REQUIRED WORK: Copy every row below word for word, omitting the pictures.

Excerpts from a layout annotation set:
** begin **

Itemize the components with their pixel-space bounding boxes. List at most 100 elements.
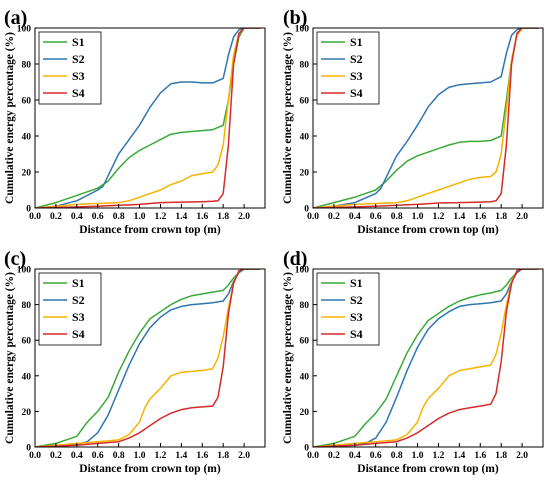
legend-box: [316, 31, 380, 105]
y-axis-title: Cumulative energy percentage (%): [282, 32, 294, 204]
x-tick-label: 1.6: [196, 451, 208, 461]
legend-label-s4: S4: [72, 327, 85, 341]
series-line-s4: [35, 28, 261, 208]
plot-frame: [34, 268, 266, 448]
y-tick-label: 80: [300, 301, 310, 311]
legend-box: [38, 272, 102, 346]
y-tick-label: 80: [300, 61, 310, 71]
x-tick-label: 1.8: [217, 451, 229, 461]
x-tick-label: 0.6: [92, 451, 104, 461]
y-axis-title: Cumulative energy percentage (%): [4, 272, 16, 444]
x-tick-label: 0.4: [71, 451, 83, 461]
y-tick-label: 100: [295, 266, 310, 276]
x-tick-label: 1.8: [495, 451, 507, 461]
y-tick-label: 60: [22, 337, 32, 347]
x-tick-label: 1.2: [155, 451, 167, 461]
x-tick-label: 0.2: [328, 451, 340, 461]
series-line-s1: [313, 269, 539, 447]
x-tick-label: 1.4: [175, 451, 187, 461]
legend: S1 S2 S3 S4: [316, 272, 380, 346]
x-axis-title: Distance from crown top (m): [79, 224, 221, 236]
legend-label-s3: S3: [72, 69, 85, 83]
panel-label: (a): [4, 7, 27, 29]
y-tick-label: 80: [22, 301, 32, 311]
x-tick-label: 2.0: [238, 212, 250, 222]
series-line-s3: [35, 28, 261, 208]
panel-label: (b): [283, 7, 307, 29]
y-tick-label: 100: [17, 266, 32, 276]
legend-label-s2: S2: [72, 52, 85, 66]
x-axis-title: Distance from crown top (m): [79, 463, 221, 475]
y-tick-label: 60: [22, 97, 32, 107]
chart-panel-b: (b) 0.0 0.2 0.4 0.6 0.8 1.0 1.2 1.4 1.6 1.8 2.0 0 20 4…: [282, 7, 544, 236]
plot-frame: [34, 27, 266, 209]
x-tick-label: 0.8: [113, 212, 125, 222]
x-tick-label: 1.6: [196, 212, 208, 222]
x-tick-label: 1.2: [433, 451, 445, 461]
x-axis-title: Distance from crown top (m): [357, 224, 499, 236]
y-tick-label: 0: [26, 444, 31, 454]
y-tick-label: 60: [300, 97, 310, 107]
legend-label-s2: S2: [72, 293, 85, 307]
legend-box: [316, 272, 380, 346]
x-tick-label: 1.4: [453, 212, 465, 222]
legend: S1 S2 S3 S4: [38, 31, 102, 105]
chart-panel-d: (d) 0.0 0.2 0.4 0.6 0.8 1.0 1.2 1.4 1.6 1.8 2.0 0 20 4…: [282, 248, 544, 475]
y-axis-title: Cumulative energy percentage (%): [282, 272, 294, 444]
x-axis-title: Distance from crown top (m): [357, 463, 499, 475]
legend-label-s2: S2: [350, 52, 363, 66]
legend-label-s3: S3: [350, 69, 363, 83]
y-tick-label: 40: [300, 372, 310, 382]
series-line-s2: [313, 28, 539, 208]
x-tick-label: 0.4: [71, 212, 83, 222]
x-tick-label: 1.0: [412, 212, 424, 222]
x-tick-label: 0.6: [92, 212, 104, 222]
x-tick-label: 1.4: [175, 212, 187, 222]
panel-label: (c): [4, 248, 26, 270]
x-tick-label: 0.4: [349, 451, 361, 461]
legend-label-s1: S1: [72, 35, 85, 49]
x-tick-label: 0.2: [328, 212, 340, 222]
series-line-s4: [35, 269, 261, 447]
x-tick-label: 0.8: [391, 212, 403, 222]
legend-box: [38, 31, 102, 105]
legend-label-s1: S1: [350, 276, 363, 290]
x-tick-label: 0.0: [307, 451, 319, 461]
y-tick-label: 80: [22, 61, 32, 71]
x-tick-label: 1.6: [474, 212, 486, 222]
x-tick-label: 1.2: [155, 212, 167, 222]
x-tick-label: 0.6: [370, 212, 382, 222]
x-tick-label: 2.0: [238, 451, 250, 461]
legend-label-s1: S1: [72, 276, 85, 290]
y-axis-title: Cumulative energy percentage (%): [4, 32, 16, 204]
y-tick-label: 40: [22, 133, 32, 143]
x-tick-label: 0.0: [29, 451, 41, 461]
x-tick-label: 2.0: [516, 212, 528, 222]
y-tick-label: 0: [304, 205, 309, 215]
plot-frame: [312, 27, 544, 209]
x-tick-label: 0.0: [307, 212, 319, 222]
x-tick-label: 0.2: [50, 451, 62, 461]
x-tick-label: 1.0: [134, 212, 146, 222]
y-tick-label: 0: [304, 444, 309, 454]
x-tick-label: 0.4: [349, 212, 361, 222]
x-tick-label: 0.8: [113, 451, 125, 461]
series-line-s4: [313, 269, 539, 447]
y-tick-label: 0: [26, 205, 31, 215]
x-tick-label: 0.2: [50, 212, 62, 222]
y-tick-label: 20: [300, 169, 310, 179]
legend-label-s3: S3: [72, 310, 85, 324]
legend-label-s2: S2: [350, 293, 363, 307]
series-line-s4: [313, 28, 539, 208]
legend: S1 S2 S3 S4: [316, 31, 380, 105]
chart-panel-c: (c) 0.0 0.2 0.4 0.6 0.8 1.0 1.2 1.4 1.6 1.8 2.0 0 20 4…: [4, 248, 266, 475]
y-tick-label: 40: [300, 133, 310, 143]
legend-label-s4: S4: [350, 86, 363, 100]
x-tick-label: 0.0: [29, 212, 41, 222]
x-tick-label: 1.2: [433, 212, 445, 222]
legend-label-s4: S4: [350, 327, 363, 341]
y-tick-label: 60: [300, 337, 310, 347]
panel-label: (d): [283, 248, 307, 270]
y-tick-label: 20: [22, 408, 32, 418]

** end **

OUTPUT FOR THIS TASK:
Itemize the components with their pixel-space bounding boxes. List at most 100 elements.
legend-box: [316, 31, 380, 105]
y-axis-title: Cumulative energy percentage (%): [282, 32, 294, 204]
x-tick-label: 1.6: [196, 451, 208, 461]
legend-label-s4: S4: [72, 327, 85, 341]
series-line-s4: [35, 28, 261, 208]
plot-frame: [34, 268, 266, 448]
y-tick-label: 80: [300, 301, 310, 311]
legend-box: [38, 272, 102, 346]
y-tick-label: 80: [300, 61, 310, 71]
x-tick-label: 1.8: [217, 451, 229, 461]
x-tick-label: 0.6: [92, 451, 104, 461]
y-axis-title: Cumulative energy percentage (%): [4, 272, 16, 444]
x-tick-label: 0.4: [71, 451, 83, 461]
y-tick-label: 100: [295, 266, 310, 276]
x-tick-label: 1.8: [495, 451, 507, 461]
y-tick-label: 60: [22, 337, 32, 347]
x-tick-label: 1.2: [155, 451, 167, 461]
x-tick-label: 0.2: [328, 451, 340, 461]
series-line-s1: [313, 269, 539, 447]
x-tick-label: 1.4: [175, 451, 187, 461]
legend: S1 S2 S3 S4: [316, 272, 380, 346]
x-axis-title: Distance from crown top (m): [79, 224, 221, 236]
legend-label-s3: S3: [72, 69, 85, 83]
panel-label: (a): [4, 7, 27, 29]
y-tick-label: 80: [22, 301, 32, 311]
x-tick-label: 2.0: [238, 212, 250, 222]
series-line-s3: [35, 28, 261, 208]
panel-label: (b): [283, 7, 307, 29]
y-tick-label: 100: [17, 266, 32, 276]
legend-label-s2: S2: [72, 52, 85, 66]
x-axis-title: Distance from crown top (m): [79, 463, 221, 475]
y-tick-label: 60: [22, 97, 32, 107]
chart-panel-b: (b) 0.0 0.2 0.4 0.6 0.8 1.0 1.2 1.4 1.6 1.8 2.0 0 20 4…: [282, 7, 544, 236]
plot-frame: [34, 27, 266, 209]
x-tick-label: 0.8: [113, 212, 125, 222]
x-tick-label: 1.6: [196, 212, 208, 222]
x-tick-label: 1.2: [433, 451, 445, 461]
x-axis-title: Distance from crown top (m): [357, 224, 499, 236]
y-tick-label: 0: [26, 444, 31, 454]
y-tick-label: 60: [300, 97, 310, 107]
legend-label-s2: S2: [72, 293, 85, 307]
legend-box: [316, 272, 380, 346]
x-tick-label: 1.4: [453, 212, 465, 222]
legend: S1 S2 S3 S4: [38, 31, 102, 105]
chart-panel-d: (d) 0.0 0.2 0.4 0.6 0.8 1.0 1.2 1.4 1.6 1.8 2.0 0 20 4…: [282, 248, 544, 475]
y-axis-title: Cumulative energy percentage (%): [282, 272, 294, 444]
x-axis-title: Distance from crown top (m): [357, 463, 499, 475]
legend-label-s2: S2: [350, 52, 363, 66]
legend-label-s3: S3: [350, 69, 363, 83]
y-tick-label: 40: [300, 372, 310, 382]
series-line-s2: [313, 28, 539, 208]
x-tick-label: 0.4: [71, 212, 83, 222]
x-tick-label: 1.0: [412, 212, 424, 222]
x-tick-label: 0.6: [92, 212, 104, 222]
x-tick-label: 1.4: [175, 212, 187, 222]
panel-label: (c): [4, 248, 26, 270]
x-tick-label: 0.4: [349, 451, 361, 461]
legend-label-s1: S1: [72, 35, 85, 49]
x-tick-label: 0.2: [328, 212, 340, 222]
series-line-s4: [35, 269, 261, 447]
x-tick-label: 0.8: [391, 212, 403, 222]
legend-box: [38, 31, 102, 105]
legend-label-s1: S1: [350, 276, 363, 290]
x-tick-label: 0.0: [307, 451, 319, 461]
y-tick-label: 80: [22, 61, 32, 71]
x-tick-label: 1.6: [474, 212, 486, 222]
x-tick-label: 1.2: [155, 212, 167, 222]
x-tick-label: 0.6: [370, 212, 382, 222]
x-tick-label: 2.0: [238, 451, 250, 461]
legend-label-s1: S1: [72, 276, 85, 290]
y-axis-title: Cumulative energy percentage (%): [4, 32, 16, 204]
y-tick-label: 40: [22, 133, 32, 143]
x-tick-label: 0.0: [29, 451, 41, 461]
x-tick-label: 2.0: [516, 212, 528, 222]
y-tick-label: 0: [304, 205, 309, 215]
plot-frame: [312, 27, 544, 209]
x-tick-label: 0.0: [307, 212, 319, 222]
x-tick-label: 0.2: [50, 451, 62, 461]
x-tick-label: 1.0: [134, 212, 146, 222]
y-tick-label: 0: [304, 444, 309, 454]
x-tick-label: 0.4: [349, 212, 361, 222]
x-tick-label: 0.8: [113, 451, 125, 461]
series-line-s4: [313, 269, 539, 447]
y-tick-label: 0: [26, 205, 31, 215]
x-tick-label: 0.2: [50, 212, 62, 222]
y-tick-label: 20: [300, 169, 310, 179]
legend-label-s3: S3: [72, 310, 85, 324]
legend-label-s2: S2: [350, 293, 363, 307]
series-line-s4: [313, 28, 539, 208]
legend: S1 S2 S3 S4: [316, 31, 380, 105]
chart-panel-c: (c) 0.0 0.2 0.4 0.6 0.8 1.0 1.2 1.4 1.6 1.8 2.0 0 20 4…: [4, 248, 266, 475]
y-tick-label: 40: [300, 133, 310, 143]
legend-label-s4: S4: [350, 86, 363, 100]
x-tick-label: 0.0: [29, 212, 41, 222]
x-tick-label: 1.2: [433, 212, 445, 222]
legend-label-s4: S4: [350, 327, 363, 341]
y-tick-label: 60: [300, 337, 310, 347]
panel-label: (d): [283, 248, 307, 270]
y-tick-label: 20: [22, 408, 32, 418]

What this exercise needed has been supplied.